Task: Continue the NodeTransformer code excerpt from the point where it stops.

start Excerpted passage

TargetType = Union[str, Collection[str], None, EllipsisType]


class NodeTransformer(SubDAGModifier):
    NON_FINAL_TAG = "hamilton.non_final_node"

    @classmethod
    def _early_validate_target(cls, target: TargetType, allow_multiple: bool):
        """Determines whether the target is valid, given that we may or may not
        want to allow multiple nodes to be transformed.

        If the target type is a single string then we're good.
        If the target type is a collection of strings, then it has to be a collection of size one.
        If the target type is None, then we delay checking until later (as there might be just
        one node transformed in the DAG).
        If the target type is ellipsis, then we delay checking until later (as there might be
        just one node transformed in the DAG)

        :param target: How to appply this node. See docs below.
        :param allow_multiple:  Whether or not this can operate on multiple nodes.
        :raises InvalidDecoratorException: if the target is invalid given the value of allow_multiple.
        """
        if isinstance(target, str):
            # We're good -- regardless of the value of allow_multiple we'll pass
            return
        elif isinstance(target, Collection) and all(isinstance(x, str) for x in target):
            if len(target) > 1 and not allow_multiple:
                raise InvalidDecoratorException(f"Cannot have multiple targets for . Got {target}")
            return
        elif target is None or target is Ellipsis:
            return
        else:
            raise InvalidDecoratorException(f"Invalid target type for NodeTransformer: {target}")

    def __init__(self, target: TargetType):
        """Target determines to which node(s) this applies. This represents selection from a subDAG.
        For the options, consider at the following graph:
        A -> B -> C
             \\_> D -> E

        1. If it is `None`, it defaults to the "old" behavior. That is, is applies to all "final" DAG
        nodes. In the subdag. That is, all nodes with out-degree zero/sinks. In the case
        above, *just* C and E will be transformed.

        2. If it is a string, it will be interpreted as a node name. In the above case, if it is A, it
        will transform A, B will transform B, etc...

        3. If it is a collection of strings, it will be interpreted as a collection of node names.
        That is, it will apply to all nodes that are referenced in that collection. In the above case,
        if it is ["A", "B"], it will transform to A and B.

        4. If it is Ellipsis, it will apply to all nodes in the subDAG. In the above case, it will
        transform A, B, C, D, and E.

end Excerpted passage
start Material shown

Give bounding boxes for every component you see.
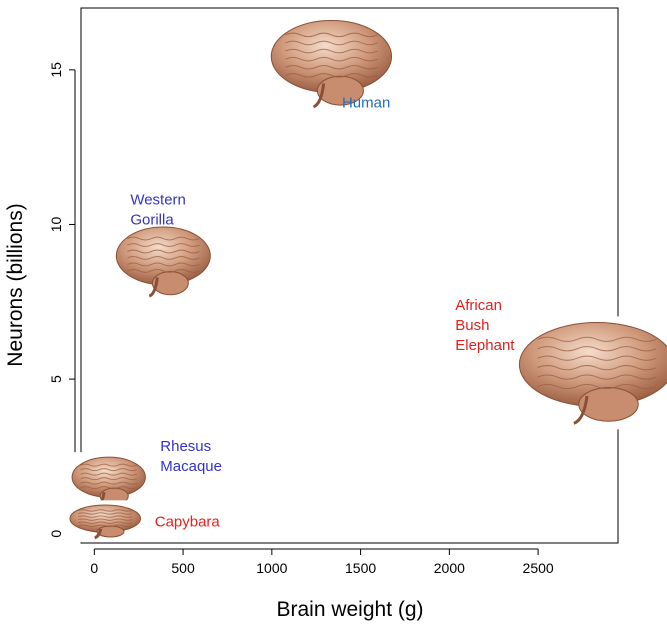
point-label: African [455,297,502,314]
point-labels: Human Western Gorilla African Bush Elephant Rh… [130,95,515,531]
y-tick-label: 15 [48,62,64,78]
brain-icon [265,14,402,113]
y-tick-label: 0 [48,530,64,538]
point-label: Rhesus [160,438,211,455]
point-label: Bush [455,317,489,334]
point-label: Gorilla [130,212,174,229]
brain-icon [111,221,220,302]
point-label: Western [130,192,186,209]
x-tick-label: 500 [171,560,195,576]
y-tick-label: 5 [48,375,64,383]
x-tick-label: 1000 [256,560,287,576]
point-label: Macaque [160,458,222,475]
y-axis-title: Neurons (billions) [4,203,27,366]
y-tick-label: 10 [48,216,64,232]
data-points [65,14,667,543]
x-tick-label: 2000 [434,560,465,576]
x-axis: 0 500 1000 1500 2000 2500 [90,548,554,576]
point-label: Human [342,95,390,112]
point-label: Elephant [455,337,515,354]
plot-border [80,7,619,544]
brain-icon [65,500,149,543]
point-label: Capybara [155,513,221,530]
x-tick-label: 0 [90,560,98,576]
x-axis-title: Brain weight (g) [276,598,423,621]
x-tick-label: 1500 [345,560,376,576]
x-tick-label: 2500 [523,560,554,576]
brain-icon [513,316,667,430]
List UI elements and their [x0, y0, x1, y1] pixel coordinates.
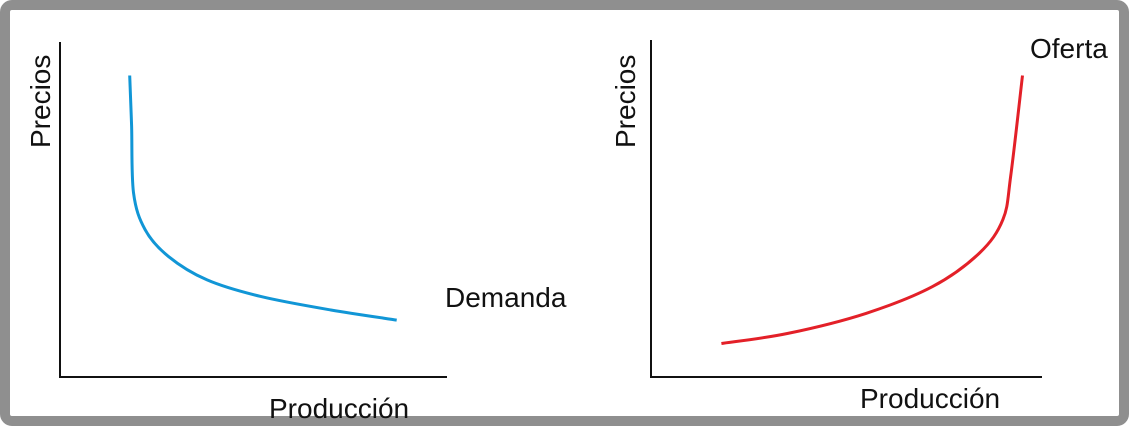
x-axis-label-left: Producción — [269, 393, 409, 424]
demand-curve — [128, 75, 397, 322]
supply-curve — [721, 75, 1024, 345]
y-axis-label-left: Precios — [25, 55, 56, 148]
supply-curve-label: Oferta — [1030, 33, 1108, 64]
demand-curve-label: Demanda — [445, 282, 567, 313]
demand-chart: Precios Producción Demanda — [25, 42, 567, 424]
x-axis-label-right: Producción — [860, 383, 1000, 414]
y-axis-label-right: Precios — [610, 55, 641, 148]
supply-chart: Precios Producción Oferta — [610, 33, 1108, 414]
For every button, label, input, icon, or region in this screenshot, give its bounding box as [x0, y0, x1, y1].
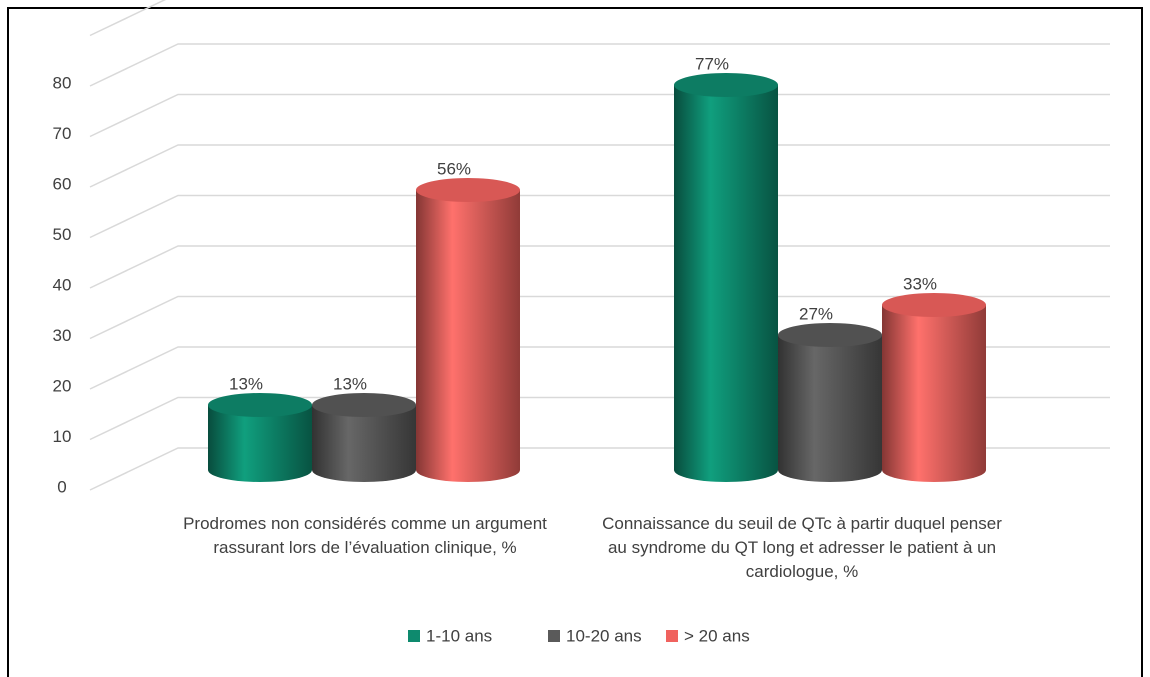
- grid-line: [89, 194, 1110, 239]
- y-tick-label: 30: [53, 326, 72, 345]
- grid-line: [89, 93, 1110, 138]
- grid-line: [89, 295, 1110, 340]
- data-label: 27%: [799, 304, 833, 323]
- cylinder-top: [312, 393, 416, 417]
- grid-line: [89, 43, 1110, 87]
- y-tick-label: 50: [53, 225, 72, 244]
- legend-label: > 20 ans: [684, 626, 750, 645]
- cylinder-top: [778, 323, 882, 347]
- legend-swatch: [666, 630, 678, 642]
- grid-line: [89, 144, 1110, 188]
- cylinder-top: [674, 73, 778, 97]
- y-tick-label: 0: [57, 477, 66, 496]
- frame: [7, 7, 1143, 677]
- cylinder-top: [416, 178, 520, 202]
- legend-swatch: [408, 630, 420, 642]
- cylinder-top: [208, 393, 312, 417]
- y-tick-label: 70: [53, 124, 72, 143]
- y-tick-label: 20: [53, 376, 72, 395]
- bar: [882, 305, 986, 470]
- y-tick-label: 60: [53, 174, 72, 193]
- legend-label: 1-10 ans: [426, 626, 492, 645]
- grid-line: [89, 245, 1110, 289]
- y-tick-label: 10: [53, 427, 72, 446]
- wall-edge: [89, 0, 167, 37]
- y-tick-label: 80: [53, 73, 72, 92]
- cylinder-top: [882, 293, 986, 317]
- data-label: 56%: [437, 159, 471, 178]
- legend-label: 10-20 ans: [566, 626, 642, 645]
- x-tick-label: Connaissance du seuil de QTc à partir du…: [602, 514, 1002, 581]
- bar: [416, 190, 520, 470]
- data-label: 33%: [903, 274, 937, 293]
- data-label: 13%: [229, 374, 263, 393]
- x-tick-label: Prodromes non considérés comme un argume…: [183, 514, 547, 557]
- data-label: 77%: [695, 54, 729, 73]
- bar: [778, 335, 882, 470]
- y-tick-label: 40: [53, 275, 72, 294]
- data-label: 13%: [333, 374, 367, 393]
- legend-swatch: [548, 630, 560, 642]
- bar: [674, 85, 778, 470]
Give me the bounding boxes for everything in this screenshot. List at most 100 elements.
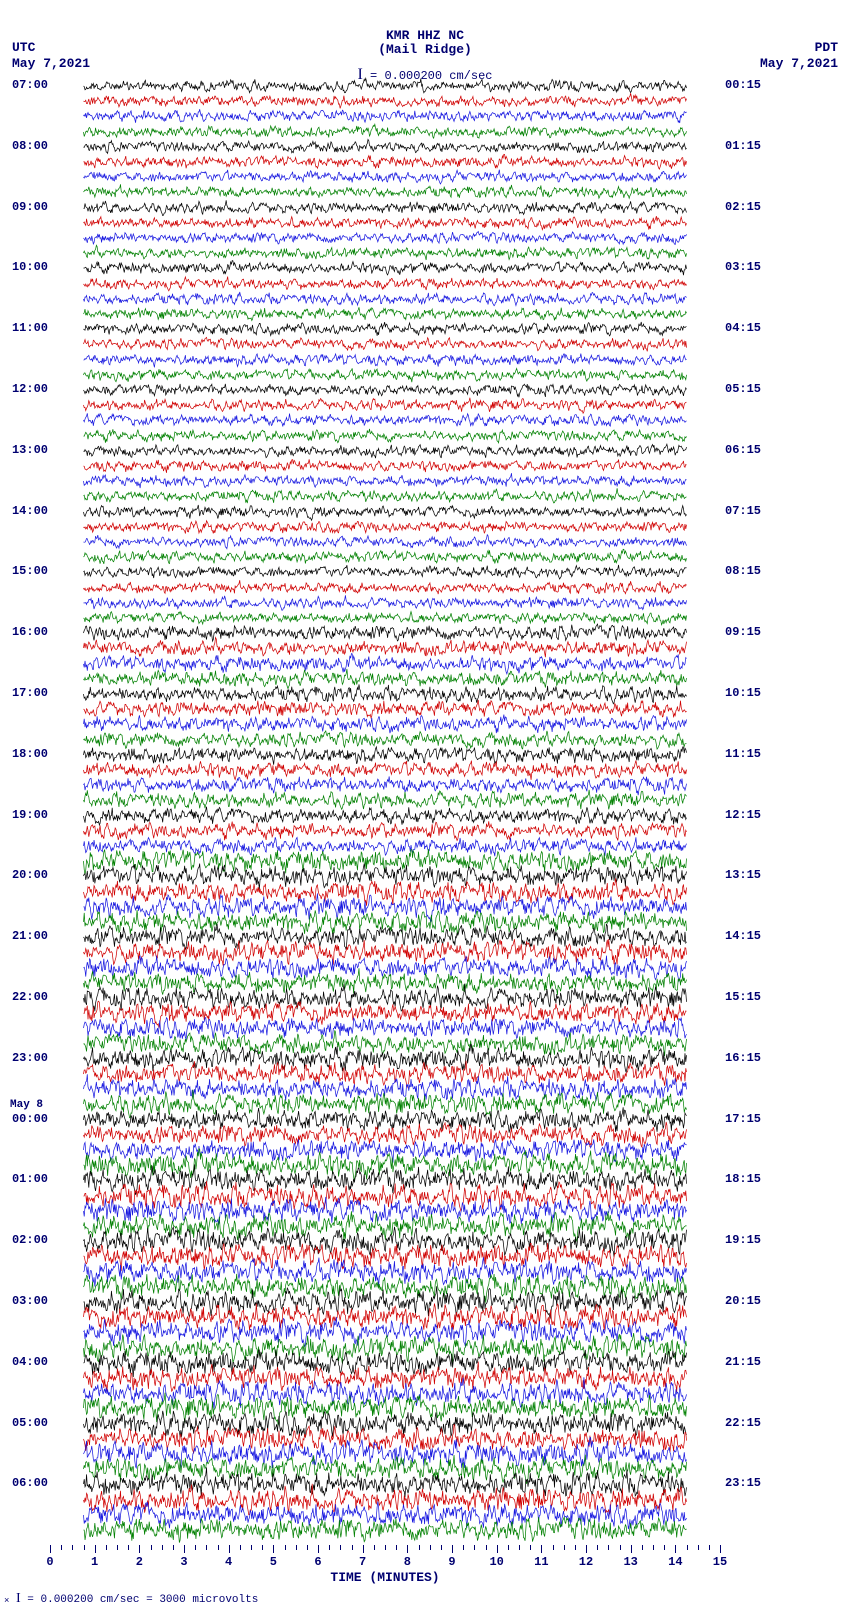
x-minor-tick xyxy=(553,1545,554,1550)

end Material shown

Answer to the problem:
        :param target: Which node(s)/node spec to run transforms on top of. These nodes will get
        replaced by a list of nodes.
        """
        self.target = target

    @staticmethod
    def _extract_final_nodes(
        nodes: Collection[node.Node],
    ) -> Collection[node.Node]:
        """Separates out final nodes (sinks) from the nodes.

        :param nodes: Nodes to separate out
        :return: A tuple consisting of [internal, final] node sets
        """
        non_final_nodes = set()
        for node_ in nodes:
            for dep in node_.input_types:
                non_final_nodes.add(dep)
        return [
            node_
            for node_ in nodes
            if node_.name not in non_final_nodes
            and not node_.tags.get(NodeTransformer.NON_FINAL_TAG)
        ]

    @staticmethod
    def select_nodes(target: TargetType, nodes: Collection[node.Node]) -> Collection[node.Node]:
        """Resolves all nodes to match the target. This does a resolution on the rules
        specified in the constructor above, giving a set of nodes that match a target.
        We then can split them from the remainder of nodes, and just transform them.

        :param target: The target to use to resolve nodes
        :param nodes: SubDAG to resolve.
        :return: The set of nodes matching this target
        """
        if target is None:
            return NodeTransformer._extract_final_nodes(nodes)
        elif target is Ellipsis:
            return nodes
        elif isinstance(target, str):
            out = [node_ for node_ in nodes if node_.name == target]
            if len(out) == 0:
                raise InvalidDecoratorException(f"Could not find node {target} in {nodes}")
            return out
        elif isinstance(target, Collection):
            out = [node_ for node_ in nodes if node_.name in target]
            if len(out) != len(target):
                raise InvalidDecoratorException(
                    f"Could not find all nodes {target} in {nodes}. "
                    f"Missing ({set(target) - set([node_.name for node_ in out])})"
                )
            return out
        else:
            raise ValueError(f"Invalid target: {target}")

    @staticmethod
    def compliment(
        all_nodes: Collection[node.Node], nodes_to_transform: Collection[node.Node]
    ) -> Collection[node.Node]:
        """Given a set of nodes, and a set of nodes to transform, returns the set of nodes that
        are not in the set of nodes to transform.

        :param all_nodes: All nodes in the subdag
        :param nodes_to_transform: All nodes to transform
        :return: A collection of nodes that are not in the set of nodes to transform but are in the
        subdag
        """
        return [node_ for node_ in all_nodes if node_ not in nodes_to_transform]

    def transform_targets(
        self, targets: Collection[node.Node], config: Dict[str, Any], fn: Callable
    ) -> Collection[node.Node]:
        """Transforms a set of target nodes. Note that this is just a loop,
        but abstracting t away gives subclasses control over how this is done,
        allowing them to validate beforehand. While we *could* just have this
        as a `validate`, or `transforms_multiple` function, this is a pretty clean/
        readable way to do it.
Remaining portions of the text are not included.